▶ [DIRECTIVE]: Make an exact copy of the records, dropping all pictures.

--- BEGIN RECORDS SHOWN ---

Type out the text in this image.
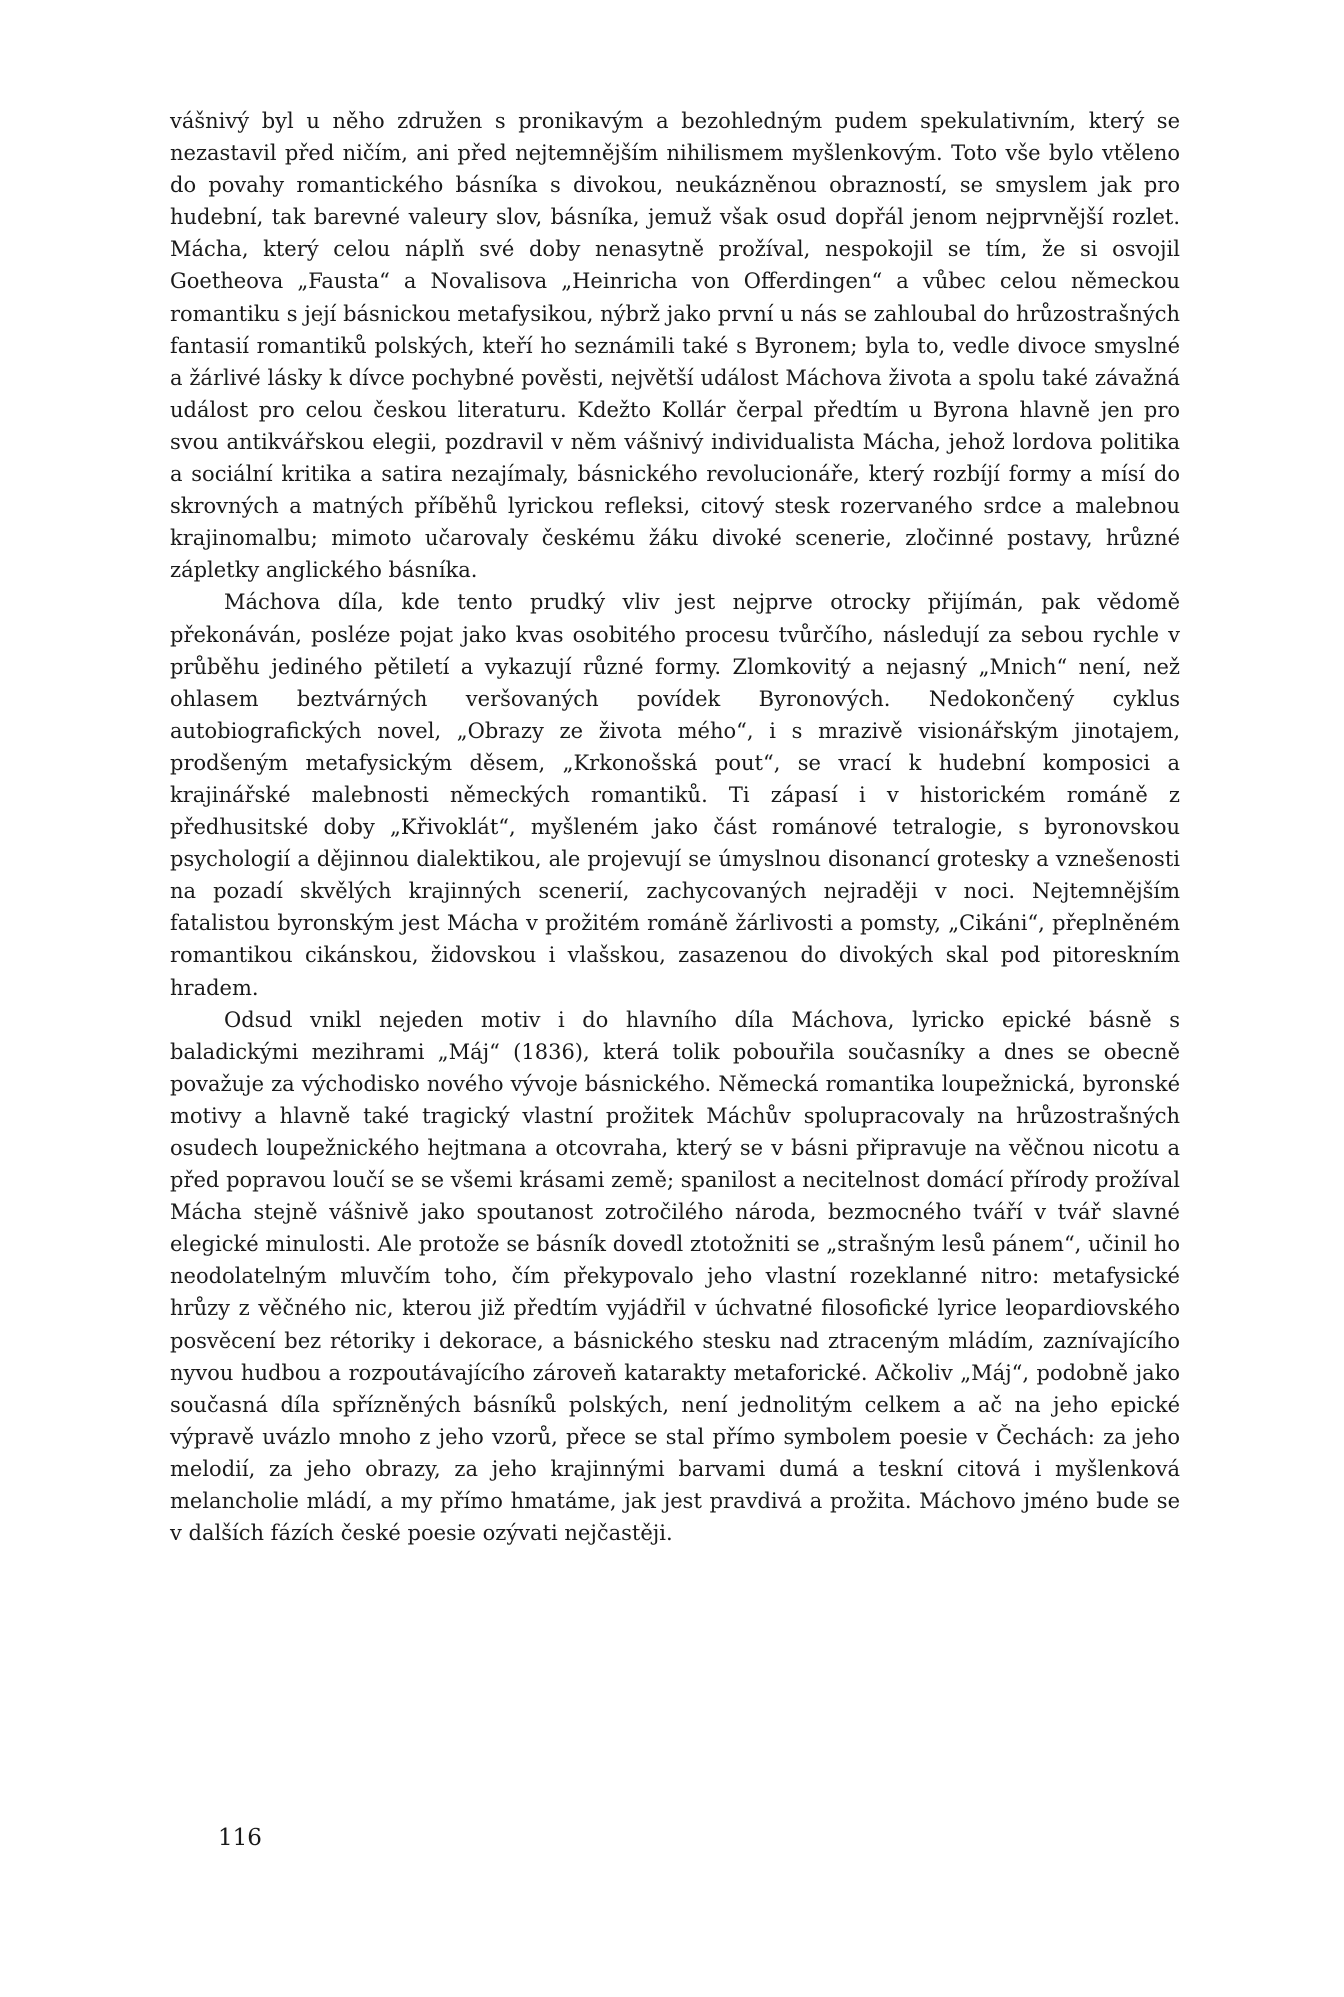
vášnivý byl u něho združen s pronikavým a bezohledným pudem spekulativním, který se nezastavil před ničím, ani před nejtemnějším nihilismem myšlenkovým. Toto vše bylo vtěleno do povahy romantického básníka s divokou, neukázněnou obrazností, se smyslem jak pro hudební, tak barevné valeury slov, básníka, jemuž však osud dopřál jenom nejprvnější rozlet. Mácha, který celou náplň své doby nenasytně prožíval, nespokojil se tím, že si osvojil Goetheova „Fausta“ a Novalisova „Heinricha von Offerdingen“ a vůbec celou německou romantiku s její básnickou metafysikou, nýbrž jako první u nás se zahloubal do hrůzostrašných fantasií romantiků polských, kteří ho seznámili také s Byronem; byla to, vedle divoce smyslné a žárlivé lásky k dívce pochybné pověsti, největší událost Máchova života a spolu také závažná událost pro celou českou literaturu. Kdežto Kollár čerpal předtím u Byrona hlavně jen pro svou antikvářskou elegii, pozdravil v něm vášnivý individualista Mácha, jehož lordova politika a sociální kritika a satira nezajímaly, básnického revolucionáře, který rozbíjí formy a mísí do skrovných a matných příběhů lyrickou refleksi, citový stesk rozervaného srdce a malebnou krajinomalbu; mimoto učarovaly českému žáku divoké scenerie, zločinné postavy, hrůzné zápletky anglického básníka.

Máchova díla, kde tento prudký vliv jest nejprve otrocky přijímán, pak vědomě překonáván, posléze pojat jako kvas osobitého procesu tvůrčího, následují za sebou rychle v průběhu jediného pětiletí a vykazují různé formy. Zlomkovitý a nejasný „Mnich“ není, než ohlasem beztvárných veršovaných povídek Byronových. Nedokončený cyklus autobiografických novel, „Obrazy ze života mého“, i s mrazivě visionářským jinotajem, prodšeným metafysickým děsem, „Krkonošská pout“, se vrací k hudební komposici a krajinářské malebnosti německých romantiků. Ti zápasí i v historickém románě z předhusitské doby „Křivoklát“, myšleném jako část románové tetralogie, s byronovskou psychologií a dějinnou dialektikou, ale projevují se úmyslnou disonancí grotesky a vznešenosti na pozadí skvělých krajinných scenerií, zachycovaných nejraději v noci. Nejtemnějším fatalistou byronským jest Mácha v prožitém románě žárlivosti a pomsty, „Cikáni“, přeplněném romantikou cikánskou, židovskou i vlašskou, zasazenou do divokých skal pod pitoreskním hradem.

Odsud vnikl nejeden motiv i do hlavního díla Máchova, lyricko epické básně s baladickými mezihrami „Máj“ (1836), která tolik pobouřila současníky a dnes se obecně považuje za východisko nového vývoje básnického. Německá romantika loupežnická, byronské motivy a hlavně také tragický vlastní prožitek Máchův spolupracovaly na hrůzostrašných osudech loupežnického hejtmana a otcovraha, který se v básni připravuje na věčnou nicotu a před popravou loučí se se všemi krásami země; spanilost a necitelnost domácí přírody prožíval Mácha stejně vášnivě jako spoutanost zotročilého národa, bezmocného tváří v tvář slavné elegické minulosti. Ale protože se básník dovedl ztotožniti se „strašným lesů pánem“, učinil ho neodolatelným mluvčím toho, čím překypovalo jeho vlastní rozeklanné nitro: metafysické hrůzy z věčného nic, kterou již předtím vyjádřil v úchvatné filosofické lyrice leopardiovského posvěcení bez rétoriky i dekorace, a básnického stesku nad ztraceným mládím, zaznívajícího nyvou hudbou a rozpoutávajícího zároveň katarakty metaforické. Ačkoliv „Máj“, podobně jako současná díla spřízněných básníků polských, není jednolitým celkem a ač na jeho epické výpravě uvázlo mnoho z jeho vzorů, přece se stal přímo symbolem poesie v Čechách: za jeho melodií, za jeho obrazy, za jeho krajinnými barvami dumá a teskní citová i myšlenková melancholie mládí, a my přímo hmatáme, jak jest pravdivá a prožita. Máchovo jméno bude se v dalších fázích české poesie ozývati nejčastěji.

116
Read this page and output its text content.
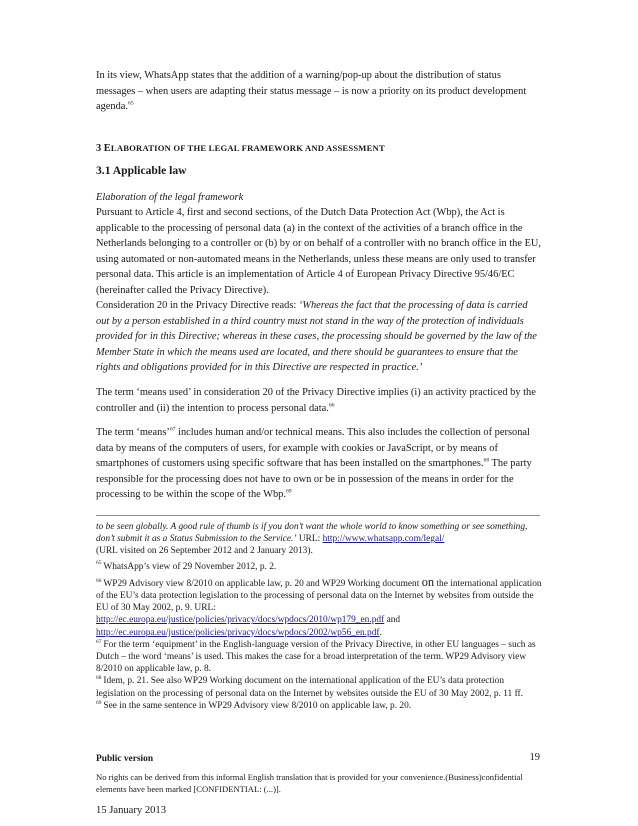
In its view, WhatsApp states that the addition of a warning/pop-up about the distribution of status messages – when users are adapting their status message – is now a priority on its product development agenda.$^{65}$

3 ELABORATION OF THE LEGAL FRAMEWORK AND ASSESSMENT

3.1 Applicable law

Elaboration of the legal framework

Pursuant to Article 4, first and second sections, of the Dutch Data Protection Act (Wbp), the Act is applicable to the processing of personal data (a) in the context of the activities of a branch office in the Netherlands belonging to a controller or (b) by or on behalf of a controller with no branch office in the EU, using automated or non-automated means in the Netherlands, unless these means are only used to transfer personal data. This article is an implementation of Article 4 of European Privacy Directive 95/46/EC (hereinafter called the Privacy Directive).

Consideration 20 in the Privacy Directive reads: ‘Whereas the fact that the processing of data is carried out by a person established in a third country must not stand in the way of the protection of individuals provided for in this Directive; whereas in these cases, the processing should be governed by the law of the Member State in which the means used are located, and there should be guarantees to ensure that the rights and obligations provided for in this Directive are respected in practice.’

The term ‘means used’ in consideration 20 of the Privacy Directive implies (i) an activity practiced by the controller and (ii) the intention to process personal data.$^{66}$

The term ‘means’$^{67}$ includes human and/or technical means. This also includes the collection of personal data by means of the computers of users, for example with cookies or JavaScript, or by means of smartphones of customers using specific software that has been installed on the smartphones.$^{68}$ The party responsible for the processing does not have to own or be in possession of the means in order for the processing to be within the scope of the Wbp.$^{69}$

to be seen globally. A good rule of thumb is if you don’t want the whole world to know something or see something, don’t submit it as a Status Submission to the Service.’ URL: http://www.whatsapp.com/legal/
(URL visited on 26 September 2012 and 2 January 2013).

$^{65}$ WhatsApp’s view of 29 November 2012, p. 2.

$^{66}$ WP29 Advisory view 8/2010 on applicable law, p. 20 and WP29 Working document on the international application of the EU’s data protection legislation to the processing of personal data on the Internet by websites from outside the EU of 30 May 2002, p. 9. URL:
http://ec.europa.eu/justice/policies/privacy/docs/wpdocs/2010/wp179_en.pdf and
http://ec.europa.eu/justice/policies/privacy/docs/wpdocs/2002/wp56_en.pdf.

$^{67}$ For the term ‘equipment’ in the English-language version of the Privacy Directive, in other EU languages – such as Dutch – the word ‘means’ is used. This makes the case for a broad interpretation of the term. WP29 Advisory view 8/2010 on applicable law, p. 8.

$^{68}$ Idem, p. 21. See also WP29 Working document on the international application of the EU’s data protection legislation on the processing of personal data on the Internet by websites outside the EU of 30 May 2002, p. 11 ff.

$^{69}$ See in the same sentence in WP29 Advisory view 8/2010 on applicable law, p. 20.

Public version	19

No rights can be derived from this informal English translation that is provided for your convenience.(Business)confidential elements have been marked [CONFIDENTIAL: (...)].

15 January 2013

--- END RECORDS SHOWN ---

▶ [FINAL ANSWER]:
Type out the text in this image.
vášnivý byl u něho združen s pronikavým a bezohledným pudem spekulativním, který se nezastavil před ničím, ani před nejtemnějším nihilismem myšlenkovým. Toto vše bylo vtěleno do povahy romantického básníka s divokou, neukázněnou obrazností, se smyslem jak pro hudební, tak barevné valeury slov, básníka, jemuž však osud dopřál jenom nejprvnější rozlet. Mácha, který celou náplň své doby nenasytně prožíval, nespokojil se tím, že si osvojil Goetheova „Fausta“ a Novalisova „Heinricha von Offerdingen“ a vůbec celou německou romantiku s její básnickou metafysikou, nýbrž jako první u nás se zahloubal do hrůzostrašných fantasií romantiků polských, kteří ho seznámili také s Byronem; byla to, vedle divoce smyslné a žárlivé lásky k dívce pochybné pověsti, největší událost Máchova života a spolu také závažná událost pro celou českou literaturu. Kdežto Kollár čerpal předtím u Byrona hlavně jen pro svou antikvářskou elegii, pozdravil v něm vášnivý individualista Mácha, jehož lordova politika a sociální kritika a satira nezajímaly, básnického revolucionáře, který rozbíjí formy a mísí do skrovných a matných příběhů lyrickou refleksi, citový stesk rozervaného srdce a malebnou krajinomalbu; mimoto učarovaly českému žáku divoké scenerie, zločinné postavy, hrůzné zápletky anglického básníka.

Máchova díla, kde tento prudký vliv jest nejprve otrocky přijímán, pak vědomě překonáván, posléze pojat jako kvas osobitého procesu tvůrčího, následují za sebou rychle v průběhu jediného pětiletí a vykazují různé formy. Zlomkovitý a nejasný „Mnich“ není, než ohlasem beztvárných veršovaných povídek Byronových. Nedokončený cyklus autobiografických novel, „Obrazy ze života mého“, i s mrazivě visionářským jinotajem, prodšeným metafysickým děsem, „Krkonošská pout“, se vrací k hudební komposici a krajinářské malebnosti německých romantiků. Ti zápasí i v historickém románě z předhusitské doby „Křivoklát“, myšleném jako část románové tetralogie, s byronovskou psychologií a dějinnou dialektikou, ale projevují se úmyslnou disonancí grotesky a vznešenosti na pozadí skvělých krajinných scenerií, zachycovaných nejraději v noci. Nejtemnějším fatalistou byronským jest Mácha v prožitém románě žárlivosti a pomsty, „Cikáni“, přeplněném romantikou cikánskou, židovskou i vlašskou, zasazenou do divokých skal pod pitoreskním hradem.

Odsud vnikl nejeden motiv i do hlavního díla Máchova, lyricko epické básně s baladickými mezihrami „Máj“ (1836), která tolik pobouřila současníky a dnes se obecně považuje za východisko nového vývoje básnického. Německá romantika loupežnická, byronské motivy a hlavně také tragický vlastní prožitek Máchův spolupracovaly na hrůzostrašných osudech loupežnického hejtmana a otcovraha, který se v básni připravuje na věčnou nicotu a před popravou loučí se se všemi krásami země; spanilost a necitelnost domácí přírody prožíval Mácha stejně vášnivě jako spoutanost zotročilého národa, bezmocného tváří v tvář slavné elegické minulosti. Ale protože se básník dovedl ztotožniti se „strašným lesů pánem“, učinil ho neodolatelným mluvčím toho, čím překypovalo jeho vlastní rozeklanné nitro: metafysické hrůzy z věčného nic, kterou již předtím vyjádřil v úchvatné filosofické lyrice leopardiovského posvěcení bez rétoriky i dekorace, a básnického stesku nad ztraceným mládím, zaznívajícího nyvou hudbou a rozpoutávajícího zároveň katarakty metaforické. Ačkoliv „Máj“, podobně jako současná díla spřízněných básníků polských, není jednolitým celkem a ač na jeho epické výpravě uvázlo mnoho z jeho vzorů, přece se stal přímo symbolem poesie v Čechách: za jeho melodií, za jeho obrazy, za jeho krajinnými barvami dumá a teskní citová i myšlenková melancholie mládí, a my přímo hmatáme, jak jest pravdivá a prožita. Máchovo jméno bude se v dalších fázích české poesie ozývati nejčastěji.

116
Read this page and output its text content.
In its view, WhatsApp states that the addition of a warning/pop-up about the distribution of status messages – when users are adapting their status message – is now a priority on its product development agenda.$^{65}$

3 ELABORATION OF THE LEGAL FRAMEWORK AND ASSESSMENT

3.1 Applicable law

Elaboration of the legal framework

Pursuant to Article 4, first and second sections, of the Dutch Data Protection Act (Wbp), the Act is applicable to the processing of personal data (a) in the context of the activities of a branch office in the Netherlands belonging to a controller or (b) by or on behalf of a controller with no branch office in the EU, using automated or non-automated means in the Netherlands, unless these means are only used to transfer personal data. This article is an implementation of Article 4 of European Privacy Directive 95/46/EC (hereinafter called the Privacy Directive).

Consideration 20 in the Privacy Directive reads: ‘Whereas the fact that the processing of data is carried out by a person established in a third country must not stand in the way of the protection of individuals provided for in this Directive; whereas in these cases, the processing should be governed by the law of the Member State in which the means used are located, and there should be guarantees to ensure that the rights and obligations provided for in this Directive are respected in practice.’

The term ‘means used’ in consideration 20 of the Privacy Directive implies (i) an activity practiced by the controller and (ii) the intention to process personal data.$^{66}$

The term ‘means’$^{67}$ includes human and/or technical means. This also includes the collection of personal data by means of the computers of users, for example with cookies or JavaScript, or by means of smartphones of customers using specific software that has been installed on the smartphones.$^{68}$ The party responsible for the processing does not have to own or be in possession of the means in order for the processing to be within the scope of the Wbp.$^{69}$

to be seen globally. A good rule of thumb is if you don’t want the whole world to know something or see something, don’t submit it as a Status Submission to the Service.’ URL: http://www.whatsapp.com/legal/
(URL visited on 26 September 2012 and 2 January 2013).

$^{65}$ WhatsApp’s view of 29 November 2012, p. 2.

$^{66}$ WP29 Advisory view 8/2010 on applicable law, p. 20 and WP29 Working document on the international application of the EU’s data protection legislation to the processing of personal data on the Internet by websites from outside the EU of 30 May 2002, p. 9. URL:
http://ec.europa.eu/justice/policies/privacy/docs/wpdocs/2010/wp179_en.pdf and
http://ec.europa.eu/justice/policies/privacy/docs/wpdocs/2002/wp56_en.pdf.

$^{67}$ For the term ‘equipment’ in the English-language version of the Privacy Directive, in other EU languages – such as Dutch – the word ‘means’ is used. This makes the case for a broad interpretation of the term. WP29 Advisory view 8/2010 on applicable law, p. 8.

$^{68}$ Idem, p. 21. See also WP29 Working document on the international application of the EU’s data protection legislation on the processing of personal data on the Internet by websites outside the EU of 30 May 2002, p. 11 ff.

$^{69}$ See in the same sentence in WP29 Advisory view 8/2010 on applicable law, p. 20.

Public version	19

No rights can be derived from this informal English translation that is provided for your convenience.(Business)confidential elements have been marked [CONFIDENTIAL: (...)].

15 January 2013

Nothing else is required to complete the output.